(The problem):
Below are the records. List every line holding the word "Thysanoessa".

(Records to use):
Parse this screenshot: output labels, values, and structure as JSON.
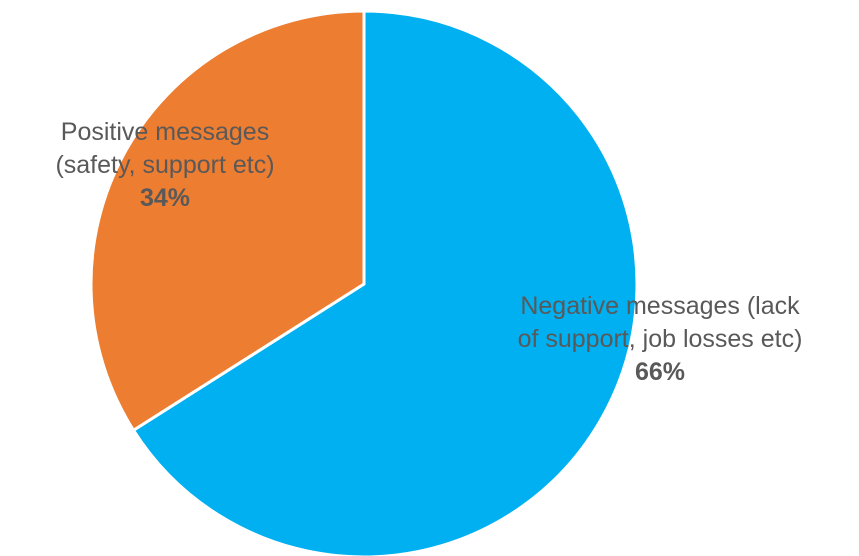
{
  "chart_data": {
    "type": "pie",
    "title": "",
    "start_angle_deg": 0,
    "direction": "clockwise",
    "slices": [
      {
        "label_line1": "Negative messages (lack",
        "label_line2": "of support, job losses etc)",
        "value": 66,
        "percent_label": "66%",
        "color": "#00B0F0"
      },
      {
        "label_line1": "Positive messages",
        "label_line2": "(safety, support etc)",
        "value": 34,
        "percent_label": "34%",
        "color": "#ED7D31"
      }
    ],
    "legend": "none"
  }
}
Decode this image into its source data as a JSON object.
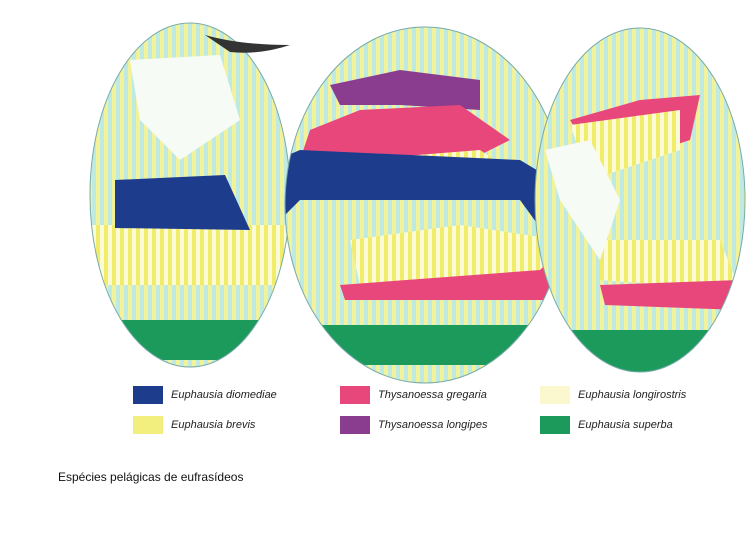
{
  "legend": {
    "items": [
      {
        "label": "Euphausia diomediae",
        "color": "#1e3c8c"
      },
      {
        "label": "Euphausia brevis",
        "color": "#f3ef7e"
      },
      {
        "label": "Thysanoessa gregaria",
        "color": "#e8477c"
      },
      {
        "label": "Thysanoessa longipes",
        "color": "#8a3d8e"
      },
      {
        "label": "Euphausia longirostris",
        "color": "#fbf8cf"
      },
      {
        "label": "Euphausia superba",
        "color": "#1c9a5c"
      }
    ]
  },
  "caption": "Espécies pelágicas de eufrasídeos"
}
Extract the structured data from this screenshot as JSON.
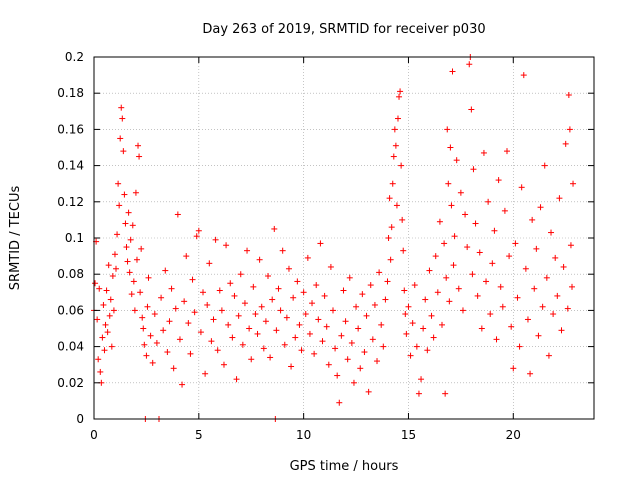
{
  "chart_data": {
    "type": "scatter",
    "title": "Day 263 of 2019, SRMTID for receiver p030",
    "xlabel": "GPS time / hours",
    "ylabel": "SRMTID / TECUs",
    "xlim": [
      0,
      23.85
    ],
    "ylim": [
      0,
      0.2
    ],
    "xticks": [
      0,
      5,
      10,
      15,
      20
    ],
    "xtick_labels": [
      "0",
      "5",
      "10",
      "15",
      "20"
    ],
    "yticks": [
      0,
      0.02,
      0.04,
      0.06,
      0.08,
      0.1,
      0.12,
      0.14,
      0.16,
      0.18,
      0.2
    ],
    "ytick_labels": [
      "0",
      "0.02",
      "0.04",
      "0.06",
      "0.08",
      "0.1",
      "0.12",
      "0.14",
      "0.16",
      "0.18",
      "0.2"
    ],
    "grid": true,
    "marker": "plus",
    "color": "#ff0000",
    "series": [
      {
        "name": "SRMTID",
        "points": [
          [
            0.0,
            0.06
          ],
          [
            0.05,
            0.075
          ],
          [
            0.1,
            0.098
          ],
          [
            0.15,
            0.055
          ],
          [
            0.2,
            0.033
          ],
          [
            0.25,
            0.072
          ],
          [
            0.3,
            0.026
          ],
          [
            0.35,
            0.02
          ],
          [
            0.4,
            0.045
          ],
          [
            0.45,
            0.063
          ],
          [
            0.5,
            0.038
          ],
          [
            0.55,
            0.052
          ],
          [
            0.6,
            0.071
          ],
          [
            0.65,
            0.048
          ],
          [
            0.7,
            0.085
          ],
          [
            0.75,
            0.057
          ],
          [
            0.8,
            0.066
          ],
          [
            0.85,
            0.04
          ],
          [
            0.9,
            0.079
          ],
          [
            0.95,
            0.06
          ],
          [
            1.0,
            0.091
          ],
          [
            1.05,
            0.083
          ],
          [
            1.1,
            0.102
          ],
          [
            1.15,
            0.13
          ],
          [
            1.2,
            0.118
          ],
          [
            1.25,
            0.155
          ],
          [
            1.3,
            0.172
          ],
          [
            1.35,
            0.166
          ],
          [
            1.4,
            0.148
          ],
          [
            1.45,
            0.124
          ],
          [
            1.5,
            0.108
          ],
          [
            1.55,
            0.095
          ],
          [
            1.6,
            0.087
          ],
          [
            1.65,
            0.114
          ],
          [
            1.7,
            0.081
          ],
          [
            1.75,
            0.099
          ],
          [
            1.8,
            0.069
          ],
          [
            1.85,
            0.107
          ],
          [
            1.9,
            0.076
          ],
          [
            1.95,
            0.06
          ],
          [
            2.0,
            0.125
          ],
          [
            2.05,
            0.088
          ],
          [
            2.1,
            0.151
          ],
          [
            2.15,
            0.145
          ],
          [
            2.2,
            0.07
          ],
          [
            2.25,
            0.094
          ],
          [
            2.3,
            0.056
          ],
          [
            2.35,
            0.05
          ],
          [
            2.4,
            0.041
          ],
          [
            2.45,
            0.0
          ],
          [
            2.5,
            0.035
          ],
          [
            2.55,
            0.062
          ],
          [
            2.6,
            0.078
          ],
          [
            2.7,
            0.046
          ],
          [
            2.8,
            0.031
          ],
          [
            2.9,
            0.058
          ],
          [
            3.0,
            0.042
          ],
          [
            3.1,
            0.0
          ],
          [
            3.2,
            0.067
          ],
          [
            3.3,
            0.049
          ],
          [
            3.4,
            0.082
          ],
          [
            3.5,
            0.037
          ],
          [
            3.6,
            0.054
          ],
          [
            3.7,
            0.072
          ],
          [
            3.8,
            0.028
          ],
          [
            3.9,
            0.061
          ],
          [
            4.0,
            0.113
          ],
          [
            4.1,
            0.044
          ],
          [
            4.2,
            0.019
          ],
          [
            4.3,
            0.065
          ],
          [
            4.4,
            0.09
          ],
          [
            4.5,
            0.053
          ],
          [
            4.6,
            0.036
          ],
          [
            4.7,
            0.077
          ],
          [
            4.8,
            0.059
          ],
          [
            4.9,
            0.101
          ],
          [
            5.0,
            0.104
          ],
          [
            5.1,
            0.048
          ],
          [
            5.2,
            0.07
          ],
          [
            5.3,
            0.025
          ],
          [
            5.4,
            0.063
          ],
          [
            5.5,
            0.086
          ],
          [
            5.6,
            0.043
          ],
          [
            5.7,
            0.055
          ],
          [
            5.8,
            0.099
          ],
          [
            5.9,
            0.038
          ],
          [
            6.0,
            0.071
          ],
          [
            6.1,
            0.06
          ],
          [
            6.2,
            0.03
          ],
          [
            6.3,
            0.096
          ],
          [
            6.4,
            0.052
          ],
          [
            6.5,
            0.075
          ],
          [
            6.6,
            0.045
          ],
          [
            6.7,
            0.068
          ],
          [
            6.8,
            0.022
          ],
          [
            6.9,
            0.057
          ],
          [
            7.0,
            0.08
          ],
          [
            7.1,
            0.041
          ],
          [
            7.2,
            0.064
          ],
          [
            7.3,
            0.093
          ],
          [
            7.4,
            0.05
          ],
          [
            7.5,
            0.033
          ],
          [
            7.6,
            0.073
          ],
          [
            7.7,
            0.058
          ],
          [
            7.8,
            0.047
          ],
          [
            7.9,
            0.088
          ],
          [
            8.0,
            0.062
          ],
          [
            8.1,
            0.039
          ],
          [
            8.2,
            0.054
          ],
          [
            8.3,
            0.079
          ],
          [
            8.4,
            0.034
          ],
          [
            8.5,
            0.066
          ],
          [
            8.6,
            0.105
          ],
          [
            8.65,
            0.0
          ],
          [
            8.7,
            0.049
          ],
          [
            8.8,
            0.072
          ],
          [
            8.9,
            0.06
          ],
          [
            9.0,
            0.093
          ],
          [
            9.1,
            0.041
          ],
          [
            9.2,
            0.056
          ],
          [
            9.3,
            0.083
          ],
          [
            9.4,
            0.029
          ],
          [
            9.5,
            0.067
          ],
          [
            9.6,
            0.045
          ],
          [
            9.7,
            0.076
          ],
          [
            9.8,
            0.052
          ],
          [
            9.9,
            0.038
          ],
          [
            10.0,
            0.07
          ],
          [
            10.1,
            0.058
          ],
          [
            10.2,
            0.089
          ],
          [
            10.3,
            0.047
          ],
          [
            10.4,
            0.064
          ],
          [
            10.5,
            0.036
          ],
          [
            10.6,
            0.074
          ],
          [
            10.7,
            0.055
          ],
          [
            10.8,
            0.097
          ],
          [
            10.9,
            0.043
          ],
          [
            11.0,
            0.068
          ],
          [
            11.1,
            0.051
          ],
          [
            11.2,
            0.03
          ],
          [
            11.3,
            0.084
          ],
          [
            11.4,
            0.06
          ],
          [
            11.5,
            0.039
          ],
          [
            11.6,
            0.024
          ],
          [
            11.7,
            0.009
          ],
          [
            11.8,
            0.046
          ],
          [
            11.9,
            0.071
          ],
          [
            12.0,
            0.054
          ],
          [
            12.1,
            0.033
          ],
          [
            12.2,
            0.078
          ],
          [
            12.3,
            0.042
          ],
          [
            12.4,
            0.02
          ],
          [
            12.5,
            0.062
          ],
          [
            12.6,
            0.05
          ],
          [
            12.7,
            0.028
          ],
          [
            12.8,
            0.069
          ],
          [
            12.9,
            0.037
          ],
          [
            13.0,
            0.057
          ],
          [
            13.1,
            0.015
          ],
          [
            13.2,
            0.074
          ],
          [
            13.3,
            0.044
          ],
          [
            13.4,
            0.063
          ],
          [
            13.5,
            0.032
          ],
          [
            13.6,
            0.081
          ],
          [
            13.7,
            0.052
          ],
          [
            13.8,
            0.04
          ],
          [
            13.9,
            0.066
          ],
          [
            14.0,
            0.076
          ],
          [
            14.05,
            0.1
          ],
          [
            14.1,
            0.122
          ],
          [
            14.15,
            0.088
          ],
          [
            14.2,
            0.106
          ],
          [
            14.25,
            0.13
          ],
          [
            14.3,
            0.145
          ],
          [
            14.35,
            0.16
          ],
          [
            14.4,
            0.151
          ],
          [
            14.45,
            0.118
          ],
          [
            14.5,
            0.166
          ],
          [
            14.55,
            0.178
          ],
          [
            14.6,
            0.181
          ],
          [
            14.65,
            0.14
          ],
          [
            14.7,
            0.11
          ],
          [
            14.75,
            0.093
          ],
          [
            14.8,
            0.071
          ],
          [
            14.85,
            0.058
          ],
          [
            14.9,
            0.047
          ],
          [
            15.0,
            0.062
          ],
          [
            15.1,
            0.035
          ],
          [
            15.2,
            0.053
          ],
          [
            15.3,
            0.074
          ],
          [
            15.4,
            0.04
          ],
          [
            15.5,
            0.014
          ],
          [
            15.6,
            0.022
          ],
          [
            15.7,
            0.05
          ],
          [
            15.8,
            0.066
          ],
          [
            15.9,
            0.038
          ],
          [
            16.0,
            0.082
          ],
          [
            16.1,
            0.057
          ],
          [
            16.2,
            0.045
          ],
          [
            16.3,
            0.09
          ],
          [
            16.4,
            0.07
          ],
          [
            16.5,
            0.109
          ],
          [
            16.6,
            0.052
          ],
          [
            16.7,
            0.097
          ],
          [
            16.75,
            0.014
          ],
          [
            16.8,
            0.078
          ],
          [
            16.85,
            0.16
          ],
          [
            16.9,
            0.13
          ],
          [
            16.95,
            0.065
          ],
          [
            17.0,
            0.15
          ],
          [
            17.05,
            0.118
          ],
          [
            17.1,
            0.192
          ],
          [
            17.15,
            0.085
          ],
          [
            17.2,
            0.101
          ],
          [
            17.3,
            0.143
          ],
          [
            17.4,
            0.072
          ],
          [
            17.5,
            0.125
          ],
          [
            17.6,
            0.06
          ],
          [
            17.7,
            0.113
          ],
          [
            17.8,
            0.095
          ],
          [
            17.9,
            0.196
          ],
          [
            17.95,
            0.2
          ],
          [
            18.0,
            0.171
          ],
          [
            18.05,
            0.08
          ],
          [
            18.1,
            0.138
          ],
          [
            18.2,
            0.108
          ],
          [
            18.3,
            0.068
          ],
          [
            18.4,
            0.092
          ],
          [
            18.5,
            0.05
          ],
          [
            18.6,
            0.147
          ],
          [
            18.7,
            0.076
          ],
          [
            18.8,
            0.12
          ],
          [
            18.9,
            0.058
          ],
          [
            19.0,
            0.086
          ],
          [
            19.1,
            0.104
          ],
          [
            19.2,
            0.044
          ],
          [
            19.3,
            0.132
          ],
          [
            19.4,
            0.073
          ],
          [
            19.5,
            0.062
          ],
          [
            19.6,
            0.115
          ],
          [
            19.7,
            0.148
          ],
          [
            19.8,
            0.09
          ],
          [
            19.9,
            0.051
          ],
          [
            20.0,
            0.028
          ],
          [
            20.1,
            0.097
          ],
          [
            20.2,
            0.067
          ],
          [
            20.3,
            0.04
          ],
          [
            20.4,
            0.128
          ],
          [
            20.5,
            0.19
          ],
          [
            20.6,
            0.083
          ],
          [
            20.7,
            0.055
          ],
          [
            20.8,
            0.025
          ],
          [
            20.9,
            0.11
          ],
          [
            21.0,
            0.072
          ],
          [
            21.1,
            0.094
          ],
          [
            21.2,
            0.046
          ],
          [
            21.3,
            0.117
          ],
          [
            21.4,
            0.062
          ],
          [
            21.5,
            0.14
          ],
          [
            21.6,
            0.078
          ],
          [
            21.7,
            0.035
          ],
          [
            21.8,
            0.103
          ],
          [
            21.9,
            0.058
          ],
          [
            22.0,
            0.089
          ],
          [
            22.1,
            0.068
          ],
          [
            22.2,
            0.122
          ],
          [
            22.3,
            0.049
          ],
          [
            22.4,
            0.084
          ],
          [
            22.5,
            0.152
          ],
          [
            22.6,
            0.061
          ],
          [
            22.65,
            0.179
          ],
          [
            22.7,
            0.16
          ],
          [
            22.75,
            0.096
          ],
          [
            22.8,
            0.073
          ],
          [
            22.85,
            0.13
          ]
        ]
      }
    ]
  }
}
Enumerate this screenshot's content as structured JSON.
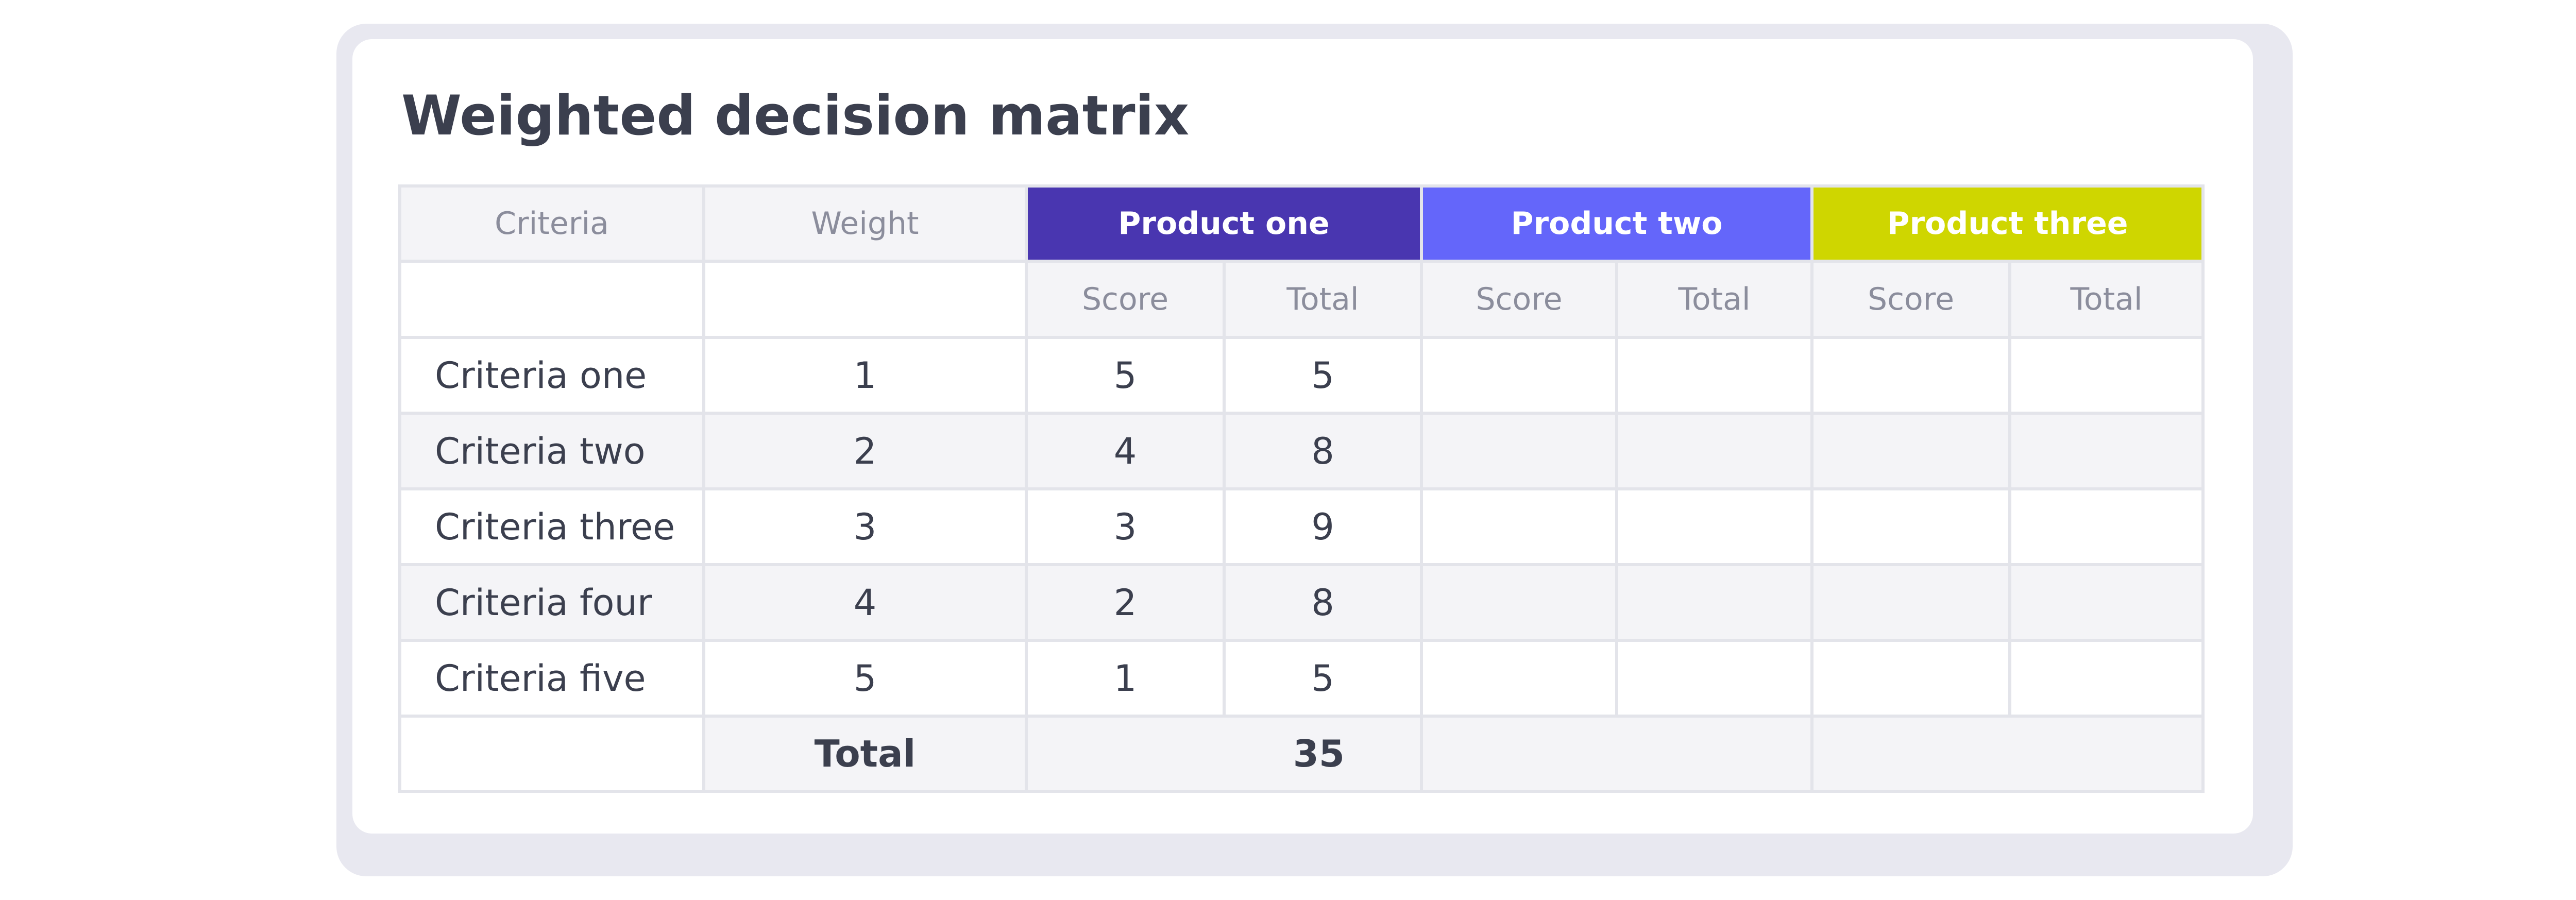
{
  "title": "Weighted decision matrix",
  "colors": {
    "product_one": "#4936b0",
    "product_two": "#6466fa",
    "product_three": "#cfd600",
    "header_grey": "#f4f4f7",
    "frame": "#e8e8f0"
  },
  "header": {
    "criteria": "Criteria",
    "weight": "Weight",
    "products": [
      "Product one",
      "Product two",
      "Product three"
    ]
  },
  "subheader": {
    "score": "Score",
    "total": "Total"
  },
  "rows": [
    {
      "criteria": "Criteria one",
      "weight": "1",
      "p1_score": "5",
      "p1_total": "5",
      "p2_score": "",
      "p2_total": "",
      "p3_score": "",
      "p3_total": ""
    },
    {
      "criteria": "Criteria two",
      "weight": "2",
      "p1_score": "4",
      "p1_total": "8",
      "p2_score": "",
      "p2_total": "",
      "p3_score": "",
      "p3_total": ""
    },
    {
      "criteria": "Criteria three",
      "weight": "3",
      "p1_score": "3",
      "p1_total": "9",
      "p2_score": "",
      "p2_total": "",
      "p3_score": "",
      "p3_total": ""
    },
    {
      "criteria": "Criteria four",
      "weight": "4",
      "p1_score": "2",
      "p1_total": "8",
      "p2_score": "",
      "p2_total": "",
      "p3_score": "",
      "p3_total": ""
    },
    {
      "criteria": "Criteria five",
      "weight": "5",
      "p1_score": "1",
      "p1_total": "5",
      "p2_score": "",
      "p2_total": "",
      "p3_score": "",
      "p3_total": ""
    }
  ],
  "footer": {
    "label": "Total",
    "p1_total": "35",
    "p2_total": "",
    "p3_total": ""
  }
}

(Finished answer):
        "label": "Thysanoessa gregaria",
        "label": "Thysanoessa longipes",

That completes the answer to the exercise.